--- start ---

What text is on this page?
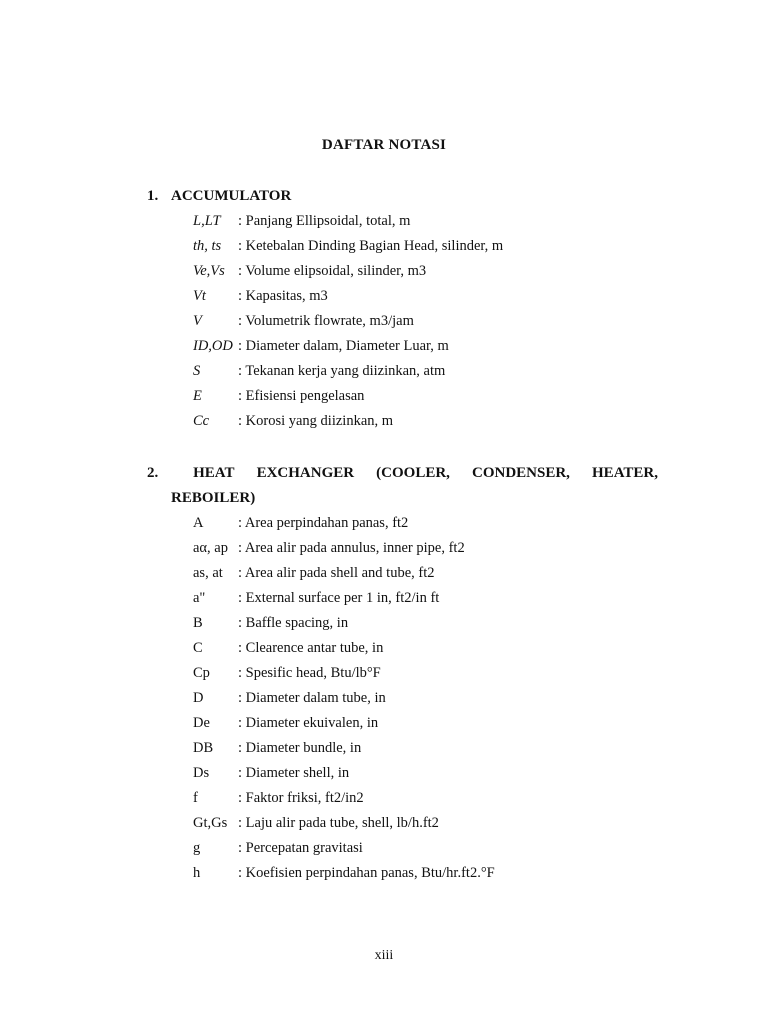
DAFTAR NOTASI
1. ACCUMULATOR
L,LT	: Panjang Ellipsoidal, total, m
th, ts	: Ketebalan Dinding Bagian Head, silinder, m
Ve,Vs : Volume elipsoidal, silinder, m3
Vt	: Kapasitas, m3
V	: Volumetrik flowrate, m3/jam
ID,OD : Diameter dalam, Diameter Luar, m
S	: Tekanan kerja yang diizinkan, atm
E	: Efisiensi pengelasan
Cc	: Korosi yang diizinkan, m
2.	HEAT EXCHANGER (COOLER, CONDENSER, HEATER,
REBOILER)
A	: Area perpindahan panas, ft2
aα, ap : Area alir pada annulus, inner pipe, ft2
as, at	: Area alir pada shell and tube, ft2
a"	: External surface per 1 in, ft2/in ft
B	: Baffle spacing, in
C	: Clearence antar tube, in
Cp	: Spesific head, Btu/lb°F
D	: Diameter dalam tube, in
De	: Diameter ekuivalen, in
DB	: Diameter bundle, in
Ds	: Diameter shell, in
f	: Faktor friksi, ft2/in2
Gt,Gs : Laju alir pada tube, shell, lb/h.ft2
g	: Percepatan gravitasi
h	: Koefisien perpindahan panas, Btu/hr.ft2.°F
xiii
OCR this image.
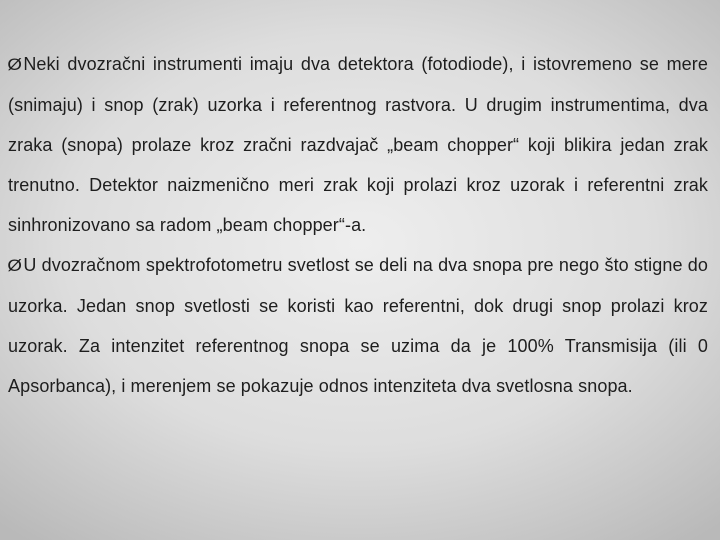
ØNeki dvozračni instrumenti imaju dva detektora (fotodiode), i istovremeno se mere (snimaju) i snop (zrak) uzorka i referentnog rastvora. U drugim instrumentima, dva zraka (snopa) prolaze kroz zračni razdvajač „beam chopper“ koji blikira jedan zrak trenutno. Detektor naizmenično meri zrak koji prolazi kroz uzorak i referentni zrak sinhronizovano sa radom „beam chopper“-a.

ØU dvozračnom spektrofotometru svetlost se deli na dva snopa pre nego što stigne do uzorka. Jedan snop svetlosti se koristi kao referentni, dok drugi snop prolazi kroz uzorak. Za intenzitet referentnog snopa se uzima da je 100% Transmisija (ili 0 Apsorbanca), i merenjem se pokazuje odnos intenziteta dva svetlosna snopa.
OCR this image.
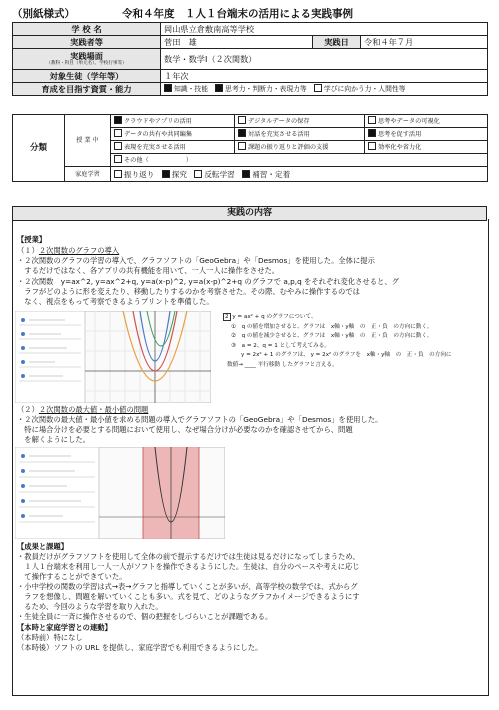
（別紙様式）	令和４年度　１人１台端末の活用による実践事例
学 校 名	岡山県立倉敷南高等学校		
実践者等	菅田　雄	実践日	令和４年７月
実践場面
（教科・科目（単元名）、学校行事等）	数学・数学Ⅰ（２次関数）		
対象生徒（学年等）	１年次		
育成を目指す資質・能力	知識・技能 思考力・判断力・表現力等 学びに向かう力・人間性等		
分類	授 業 中	クラウドやアプリの活用	デジタルデータの保存	思考やデータの可視化
		データの共有や共同編集	対話を充実させる活用	思考を促す活用
		表現を充実させる活用	課題の振り返りと評価の支援	効率化や省力化
		その他（　　　　　　）		
	家庭学習	振り返り 探究 反転学習 補習・定着		
実践の内容
【授業】
（１）２次関数のグラフの導入
・２次関数のグラフの学習の導入で、グラフソフトの「GeoGebra」や「Desmos」を使用した。全体に提示
　するだけではなく、各アプリの共有機能を用いて、一人一人に操作をさせた。
・２次関数　y=ax^2, y=ax^2+q, y=a(x-p)^2, y=a(x-p)^2+q のグラフで a,p,q をそれぞれ変化させると、グ
　ラフがどのように形を変えたり、移動したりするのかを考察させた。その際、むやみに操作するのでは
　なく、視点をもって考察できるようプリントを準備した。
2 y = ax² + q のグラフについて、
①　q の値を増加させると、グラフは　x軸・y軸　の　正・負　の方向に動く。
②　q の値を減少させると、グラフは　x軸・y軸　の　正・負　の方向に動く。
③　a = 2、q = 1 として考えてみる。
y = 2x² + 1 のグラフは、 y = 2x² のグラフを　x軸・y軸　の　正・負　の方向に
数値→ ____ 平行移動 したグラフと言える。
（２）２次関数の最大値・最小値の問題
・２次関数の最大値・最小値を求める問題の導入でグラフソフトの「GeoGebra」や「Desmos」を使用した。
　特に場合分けを必要とする問題において使用し、なぜ場合分けが必要なのかを確認させてから、問題
　を解くようにした。
【成果と課題】
・教員だけがグラフソフトを使用して全体の前で提示するだけでは生徒は見るだけになってしまうため、
　１人１台端末を利用し一人一人がソフトを操作できるようにした。生徒は、自分のペースや考えに応じ
　て操作することができていた。
・小中学校の関数の学習は式→表→グラフと指導していくことが多いが、高等学校の数学では、式からグ
　ラフを想像し、問題を解いていくことも多い。式を見て、どのようなグラフかイメージできるようにす
　るため、今回のような学習を取り入れた。
・生徒全員に一斉に操作させるので、個の把握をしづらいことが課題である。
【本時と家庭学習との連動】
（本時前）特になし
（本時後）ソフトの URL を提供し、家庭学習でも利用できるようにした。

--- end ---

*REQUIRED TASK*
Your job is to transcribe the entries above exactly; skip the pictures.

*EXERCISE RESPONSE*
What text is on this page?
DAFTAR NOTASI
1. ACCUMULATOR
L,LT	: Panjang Ellipsoidal, total, m
th, ts	: Ketebalan Dinding Bagian Head, silinder, m
Ve,Vs : Volume elipsoidal, silinder, m3
Vt	: Kapasitas, m3
V	: Volumetrik flowrate, m3/jam
ID,OD : Diameter dalam, Diameter Luar, m
S	: Tekanan kerja yang diizinkan, atm
E	: Efisiensi pengelasan
Cc	: Korosi yang diizinkan, m
2.	HEAT EXCHANGER (COOLER, CONDENSER, HEATER,
REBOILER)
A	: Area perpindahan panas, ft2
aα, ap : Area alir pada annulus, inner pipe, ft2
as, at	: Area alir pada shell and tube, ft2
a"	: External surface per 1 in, ft2/in ft
B	: Baffle spacing, in
C	: Clearence antar tube, in
Cp	: Spesific head, Btu/lb°F
D	: Diameter dalam tube, in
De	: Diameter ekuivalen, in
DB	: Diameter bundle, in
Ds	: Diameter shell, in
f	: Faktor friksi, ft2/in2
Gt,Gs : Laju alir pada tube, shell, lb/h.ft2
g	: Percepatan gravitasi
h	: Koefisien perpindahan panas, Btu/hr.ft2.°F
xiii
OCR this image.
ØNeki dvozračni instrumenti imaju dva detektora (fotodiode), i istovremeno se mere (snimaju) i snop (zrak) uzorka i referentnog rastvora. U drugim instrumentima, dva zraka (snopa) prolaze kroz zračni razdvajač „beam chopper“ koji blikira jedan zrak trenutno. Detektor naizmenično meri zrak koji prolazi kroz uzorak i referentni zrak sinhronizovano sa radom „beam chopper“-a.

ØU dvozračnom spektrofotometru svetlost se deli na dva snopa pre nego što stigne do uzorka. Jedan snop svetlosti se koristi kao referentni, dok drugi snop prolazi kroz uzorak. Za intenzitet referentnog snopa se uzima da je 100% Transmisija (ili 0 Apsorbanca), i merenjem se pokazuje odnos intenziteta dva svetlosna snopa.
OCR this image.
（別紙様式）	令和４年度　１人１台端末の活用による実践事例
学 校 名	岡山県立倉敷南高等学校		
実践者等	菅田　雄	実践日	令和４年７月
実践場面
（教科・科目（単元名）、学校行事等）	数学・数学Ⅰ（２次関数）		
対象生徒（学年等）	１年次		
育成を目指す資質・能力	知識・技能 思考力・判断力・表現力等 学びに向かう力・人間性等		
分類	授 業 中	クラウドやアプリの活用	デジタルデータの保存	思考やデータの可視化
		データの共有や共同編集	対話を充実させる活用	思考を促す活用
		表現を充実させる活用	課題の振り返りと評価の支援	効率化や省力化
		その他（　　　　　　）		
	家庭学習	振り返り 探究 反転学習 補習・定着		
実践の内容
【授業】
（１）２次関数のグラフの導入
・２次関数のグラフの学習の導入で、グラフソフトの「GeoGebra」や「Desmos」を使用した。全体に提示
　するだけではなく、各アプリの共有機能を用いて、一人一人に操作をさせた。
・２次関数　y=ax^2, y=ax^2+q, y=a(x-p)^2, y=a(x-p)^2+q のグラフで a,p,q をそれぞれ変化させると、グ
　ラフがどのように形を変えたり、移動したりするのかを考察させた。その際、むやみに操作するのでは
　なく、視点をもって考察できるようプリントを準備した。
2 y = ax² + q のグラフについて、
①　q の値を増加させると、グラフは　x軸・y軸　の　正・負　の方向に動く。
②　q の値を減少させると、グラフは　x軸・y軸　の　正・負　の方向に動く。
③　a = 2、q = 1 として考えてみる。
y = 2x² + 1 のグラフは、 y = 2x² のグラフを　x軸・y軸　の　正・負　の方向に
数値→ ____ 平行移動 したグラフと言える。
（２）２次関数の最大値・最小値の問題
・２次関数の最大値・最小値を求める問題の導入でグラフソフトの「GeoGebra」や「Desmos」を使用した。
　特に場合分けを必要とする問題において使用し、なぜ場合分けが必要なのかを確認させてから、問題
　を解くようにした。
【成果と課題】
・教員だけがグラフソフトを使用して全体の前で提示するだけでは生徒は見るだけになってしまうため、
　１人１台端末を利用し一人一人がソフトを操作できるようにした。生徒は、自分のペースや考えに応じ
　て操作することができていた。
・小中学校の関数の学習は式→表→グラフと指導していくことが多いが、高等学校の数学では、式からグ
　ラフを想像し、問題を解いていくことも多い。式を見て、どのようなグラフかイメージできるようにす
　るため、今回のような学習を取り入れた。
・生徒全員に一斉に操作させるので、個の把握をしづらいことが課題である。
【本時と家庭学習との連動】
（本時前）特になし
（本時後）ソフトの URL を提供し、家庭学習でも利用できるようにした。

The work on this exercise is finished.